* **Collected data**
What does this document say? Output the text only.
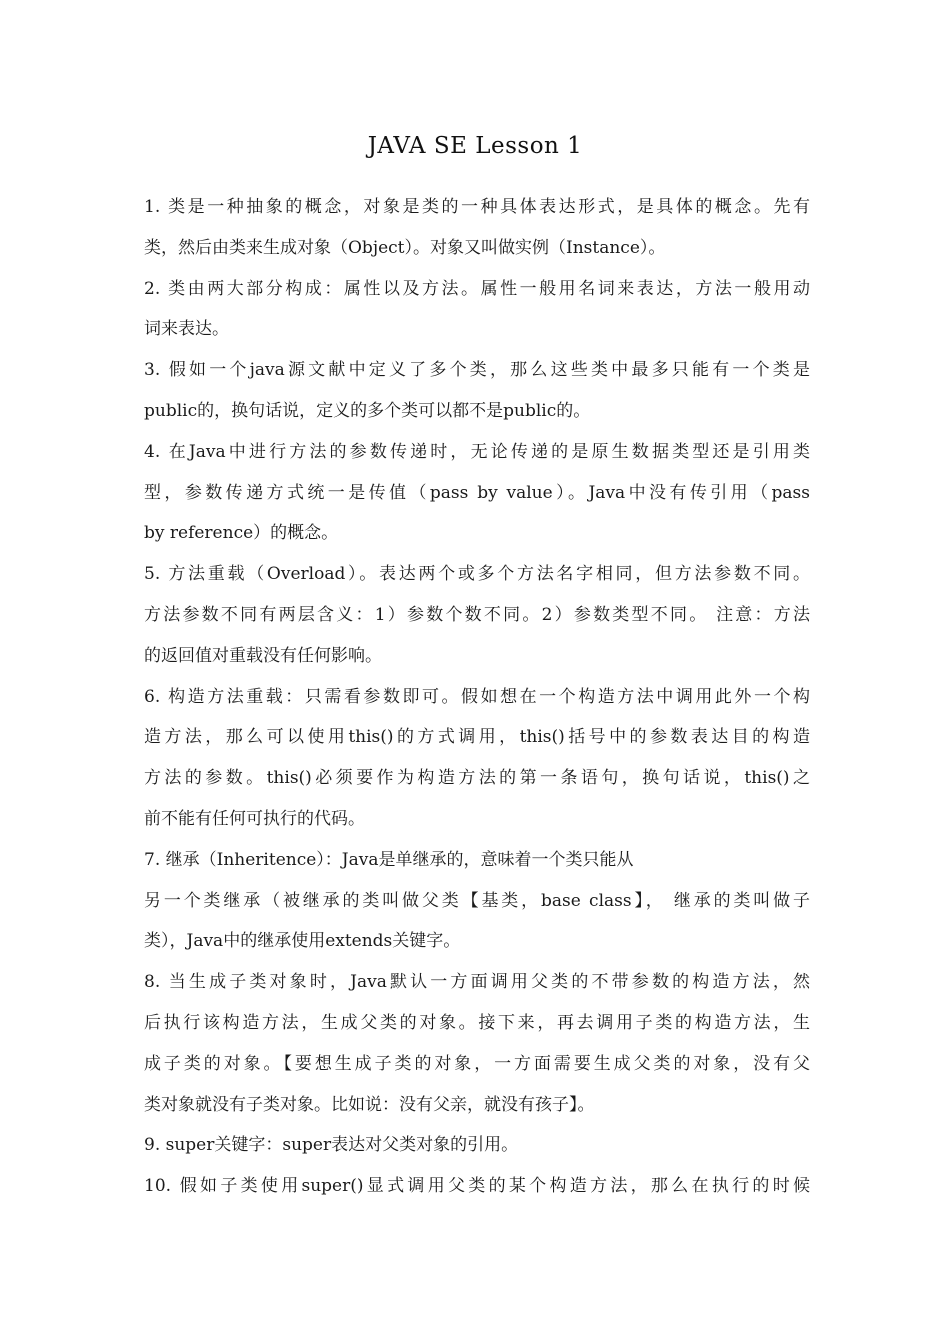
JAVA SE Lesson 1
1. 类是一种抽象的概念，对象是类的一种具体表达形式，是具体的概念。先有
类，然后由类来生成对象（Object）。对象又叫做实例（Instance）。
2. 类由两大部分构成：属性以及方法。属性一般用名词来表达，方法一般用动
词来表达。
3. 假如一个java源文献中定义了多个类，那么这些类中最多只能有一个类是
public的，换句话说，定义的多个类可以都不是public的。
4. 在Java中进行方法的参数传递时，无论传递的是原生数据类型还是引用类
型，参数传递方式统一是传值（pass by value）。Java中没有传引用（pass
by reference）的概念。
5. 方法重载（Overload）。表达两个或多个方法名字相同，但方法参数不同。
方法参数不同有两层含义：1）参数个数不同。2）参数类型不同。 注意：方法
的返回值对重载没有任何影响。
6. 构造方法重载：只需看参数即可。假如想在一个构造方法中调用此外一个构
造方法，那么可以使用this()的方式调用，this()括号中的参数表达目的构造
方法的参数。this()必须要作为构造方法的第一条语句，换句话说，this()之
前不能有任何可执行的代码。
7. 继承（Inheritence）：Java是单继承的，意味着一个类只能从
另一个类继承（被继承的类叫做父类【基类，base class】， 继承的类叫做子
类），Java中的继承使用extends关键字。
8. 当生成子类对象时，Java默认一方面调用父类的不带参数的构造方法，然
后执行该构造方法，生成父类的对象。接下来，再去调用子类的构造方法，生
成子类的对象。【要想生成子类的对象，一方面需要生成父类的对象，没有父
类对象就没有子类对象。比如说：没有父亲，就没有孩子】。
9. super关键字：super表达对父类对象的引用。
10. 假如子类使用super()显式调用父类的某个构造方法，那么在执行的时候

* * *

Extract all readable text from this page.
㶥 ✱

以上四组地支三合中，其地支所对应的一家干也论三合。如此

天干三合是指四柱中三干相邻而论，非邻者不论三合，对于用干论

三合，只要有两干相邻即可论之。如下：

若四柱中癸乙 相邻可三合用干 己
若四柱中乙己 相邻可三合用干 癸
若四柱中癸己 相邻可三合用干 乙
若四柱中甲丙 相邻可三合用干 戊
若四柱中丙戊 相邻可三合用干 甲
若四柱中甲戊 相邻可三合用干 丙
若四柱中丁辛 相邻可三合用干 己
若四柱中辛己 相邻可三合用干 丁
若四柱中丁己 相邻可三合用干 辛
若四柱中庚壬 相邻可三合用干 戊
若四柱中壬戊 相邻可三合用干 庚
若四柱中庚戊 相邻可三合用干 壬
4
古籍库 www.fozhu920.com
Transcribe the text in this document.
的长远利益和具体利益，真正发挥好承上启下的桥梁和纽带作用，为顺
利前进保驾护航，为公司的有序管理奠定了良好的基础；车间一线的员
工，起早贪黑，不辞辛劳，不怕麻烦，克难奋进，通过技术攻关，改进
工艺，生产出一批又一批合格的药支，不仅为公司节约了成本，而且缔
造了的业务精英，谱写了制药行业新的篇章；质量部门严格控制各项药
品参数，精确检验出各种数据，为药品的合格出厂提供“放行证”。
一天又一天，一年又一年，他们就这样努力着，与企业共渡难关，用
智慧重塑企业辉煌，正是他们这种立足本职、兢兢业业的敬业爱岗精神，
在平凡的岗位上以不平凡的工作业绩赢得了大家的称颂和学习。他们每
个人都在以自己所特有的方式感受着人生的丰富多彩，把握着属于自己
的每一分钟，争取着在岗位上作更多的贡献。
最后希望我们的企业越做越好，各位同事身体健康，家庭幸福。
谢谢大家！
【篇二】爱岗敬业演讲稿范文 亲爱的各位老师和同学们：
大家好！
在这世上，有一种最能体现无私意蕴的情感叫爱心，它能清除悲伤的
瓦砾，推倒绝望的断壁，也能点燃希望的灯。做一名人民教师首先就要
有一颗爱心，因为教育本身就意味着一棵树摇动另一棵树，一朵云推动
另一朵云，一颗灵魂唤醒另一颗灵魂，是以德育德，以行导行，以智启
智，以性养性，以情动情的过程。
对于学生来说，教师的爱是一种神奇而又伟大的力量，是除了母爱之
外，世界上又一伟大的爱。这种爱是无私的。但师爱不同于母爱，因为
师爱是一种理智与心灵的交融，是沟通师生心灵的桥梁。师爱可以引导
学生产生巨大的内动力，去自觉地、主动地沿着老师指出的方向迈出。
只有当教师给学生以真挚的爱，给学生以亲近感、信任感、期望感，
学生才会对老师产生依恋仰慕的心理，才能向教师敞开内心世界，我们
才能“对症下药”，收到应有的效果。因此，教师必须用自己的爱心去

* **WHAT YOU ARE ASKED TO DO**
Select all lines in the listing above where the word "text" appears, and show them.

* **COMPLETE OUTPUT**
What does this document say? Output the text only.
Extract all readable text from this page.
Transcribe the text in this document.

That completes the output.